What this task involves ▸
Extract every record, exactly as written, and ignore the pictures.

Collected data ▸
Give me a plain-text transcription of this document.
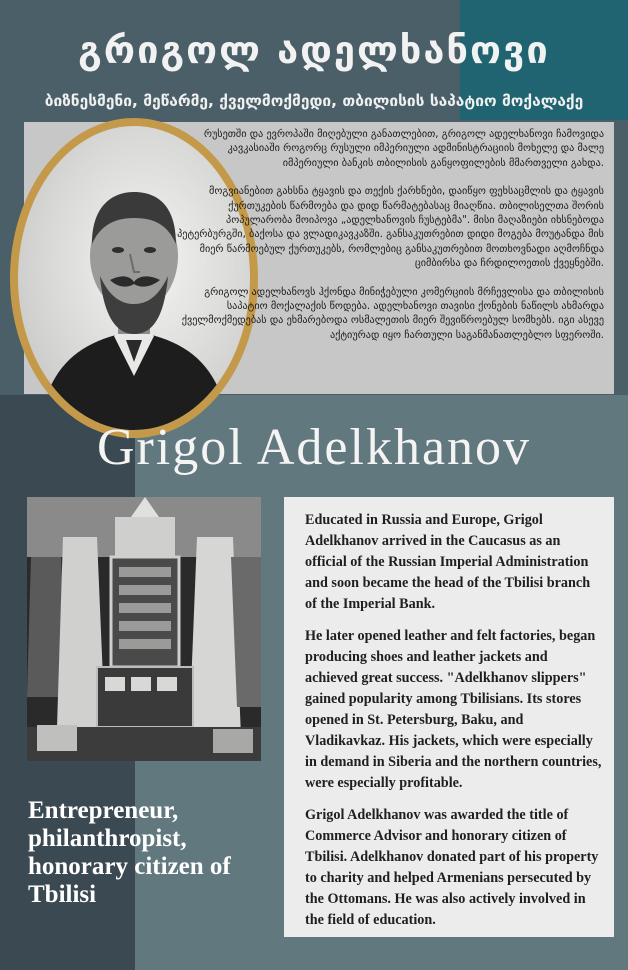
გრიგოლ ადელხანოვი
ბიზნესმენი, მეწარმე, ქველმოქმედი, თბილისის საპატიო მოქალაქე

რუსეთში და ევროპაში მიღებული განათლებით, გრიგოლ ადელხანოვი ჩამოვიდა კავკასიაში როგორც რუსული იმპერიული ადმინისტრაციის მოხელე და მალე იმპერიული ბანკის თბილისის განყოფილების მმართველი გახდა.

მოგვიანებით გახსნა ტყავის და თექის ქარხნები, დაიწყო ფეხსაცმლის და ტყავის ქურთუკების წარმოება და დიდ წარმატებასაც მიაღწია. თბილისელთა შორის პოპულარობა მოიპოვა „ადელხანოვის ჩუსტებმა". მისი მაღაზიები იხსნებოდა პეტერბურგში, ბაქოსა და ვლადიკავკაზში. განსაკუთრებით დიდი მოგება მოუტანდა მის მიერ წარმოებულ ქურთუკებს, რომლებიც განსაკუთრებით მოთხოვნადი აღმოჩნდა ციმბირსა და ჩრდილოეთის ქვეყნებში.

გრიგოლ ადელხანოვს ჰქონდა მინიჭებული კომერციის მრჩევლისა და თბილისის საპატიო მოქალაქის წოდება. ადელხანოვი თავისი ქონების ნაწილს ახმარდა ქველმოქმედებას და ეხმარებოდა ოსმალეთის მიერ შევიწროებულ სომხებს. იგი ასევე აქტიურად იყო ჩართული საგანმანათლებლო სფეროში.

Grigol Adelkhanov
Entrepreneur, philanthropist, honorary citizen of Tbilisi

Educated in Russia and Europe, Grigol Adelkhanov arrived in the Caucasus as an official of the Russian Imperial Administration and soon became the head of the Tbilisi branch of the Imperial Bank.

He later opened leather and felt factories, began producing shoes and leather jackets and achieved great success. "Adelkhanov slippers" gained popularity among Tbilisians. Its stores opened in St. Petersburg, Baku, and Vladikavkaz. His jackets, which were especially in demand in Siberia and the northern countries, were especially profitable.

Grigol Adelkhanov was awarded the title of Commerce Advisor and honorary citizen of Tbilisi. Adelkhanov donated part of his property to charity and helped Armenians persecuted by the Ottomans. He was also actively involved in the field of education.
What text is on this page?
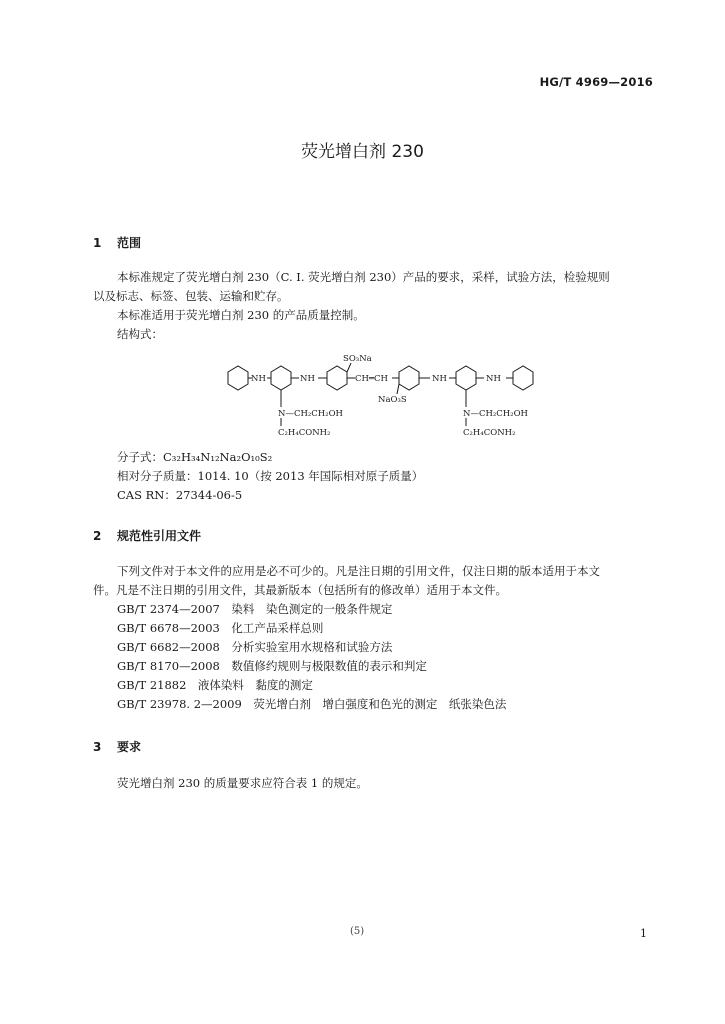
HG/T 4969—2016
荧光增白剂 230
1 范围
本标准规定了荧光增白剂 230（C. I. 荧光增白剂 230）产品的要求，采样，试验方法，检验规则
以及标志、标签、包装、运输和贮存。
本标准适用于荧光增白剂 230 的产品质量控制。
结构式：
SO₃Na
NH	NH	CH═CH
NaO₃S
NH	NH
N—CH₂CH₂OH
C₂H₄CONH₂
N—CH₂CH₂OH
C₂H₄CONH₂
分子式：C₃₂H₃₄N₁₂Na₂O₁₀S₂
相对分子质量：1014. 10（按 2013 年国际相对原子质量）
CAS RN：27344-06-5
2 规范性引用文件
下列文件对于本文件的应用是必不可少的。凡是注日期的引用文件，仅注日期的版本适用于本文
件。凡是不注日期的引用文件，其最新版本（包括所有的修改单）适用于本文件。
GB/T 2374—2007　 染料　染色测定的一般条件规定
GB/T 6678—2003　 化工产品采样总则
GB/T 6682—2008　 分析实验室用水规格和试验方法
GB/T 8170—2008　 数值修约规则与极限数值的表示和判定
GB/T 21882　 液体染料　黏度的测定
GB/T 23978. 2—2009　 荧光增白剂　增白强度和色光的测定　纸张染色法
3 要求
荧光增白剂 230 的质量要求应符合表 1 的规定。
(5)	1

Worked answer ▸
Give me a plain-text transcription of this document.
გრიგოლ ადელხანოვი
ბიზნესმენი, მეწარმე, ქველმოქმედი, თბილისის საპატიო მოქალაქე

რუსეთში და ევროპაში მიღებული განათლებით, გრიგოლ ადელხანოვი ჩამოვიდა კავკასიაში როგორც რუსული იმპერიული ადმინისტრაციის მოხელე და მალე იმპერიული ბანკის თბილისის განყოფილების მმართველი გახდა.

მოგვიანებით გახსნა ტყავის და თექის ქარხნები, დაიწყო ფეხსაცმლის და ტყავის ქურთუკების წარმოება და დიდ წარმატებასაც მიაღწია. თბილისელთა შორის პოპულარობა მოიპოვა „ადელხანოვის ჩუსტებმა". მისი მაღაზიები იხსნებოდა პეტერბურგში, ბაქოსა და ვლადიკავკაზში. განსაკუთრებით დიდი მოგება მოუტანდა მის მიერ წარმოებულ ქურთუკებს, რომლებიც განსაკუთრებით მოთხოვნადი აღმოჩნდა ციმბირსა და ჩრდილოეთის ქვეყნებში.

გრიგოლ ადელხანოვს ჰქონდა მინიჭებული კომერციის მრჩევლისა და თბილისის საპატიო მოქალაქის წოდება. ადელხანოვი თავისი ქონების ნაწილს ახმარდა ქველმოქმედებას და ეხმარებოდა ოსმალეთის მიერ შევიწროებულ სომხებს. იგი ასევე აქტიურად იყო ჩართული საგანმანათლებლო სფეროში.

Grigol Adelkhanov
Entrepreneur, philanthropist, honorary citizen of Tbilisi

Educated in Russia and Europe, Grigol Adelkhanov arrived in the Caucasus as an official of the Russian Imperial Administration and soon became the head of the Tbilisi branch of the Imperial Bank.

He later opened leather and felt factories, began producing shoes and leather jackets and achieved great success. "Adelkhanov slippers" gained popularity among Tbilisians. Its stores opened in St. Petersburg, Baku, and Vladikavkaz. His jackets, which were especially in demand in Siberia and the northern countries, were especially profitable.

Grigol Adelkhanov was awarded the title of Commerce Advisor and honorary citizen of Tbilisi. Adelkhanov donated part of his property to charity and helped Armenians persecuted by the Ottomans. He was also actively involved in the field of education.
What text is on this page?
HG/T 4969—2016
荧光增白剂 230
1 范围
本标准规定了荧光增白剂 230（C. I. 荧光增白剂 230）产品的要求，采样，试验方法，检验规则
以及标志、标签、包装、运输和贮存。
本标准适用于荧光增白剂 230 的产品质量控制。
结构式：
SO₃Na
NH	NH	CH═CH
NaO₃S
NH	NH
N—CH₂CH₂OH
C₂H₄CONH₂
N—CH₂CH₂OH
C₂H₄CONH₂
分子式：C₃₂H₃₄N₁₂Na₂O₁₀S₂
相对分子质量：1014. 10（按 2013 年国际相对原子质量）
CAS RN：27344-06-5
2 规范性引用文件
下列文件对于本文件的应用是必不可少的。凡是注日期的引用文件，仅注日期的版本适用于本文
件。凡是不注日期的引用文件，其最新版本（包括所有的修改单）适用于本文件。
GB/T 2374—2007　 染料　染色测定的一般条件规定
GB/T 6678—2003　 化工产品采样总则
GB/T 6682—2008　 分析实验室用水规格和试验方法
GB/T 8170—2008　 数值修约规则与极限数值的表示和判定
GB/T 21882　 液体染料　黏度的测定
GB/T 23978. 2—2009　 荧光增白剂　增白强度和色光的测定　纸张染色法
3 要求
荧光增白剂 230 的质量要求应符合表 1 的规定。
(5)	1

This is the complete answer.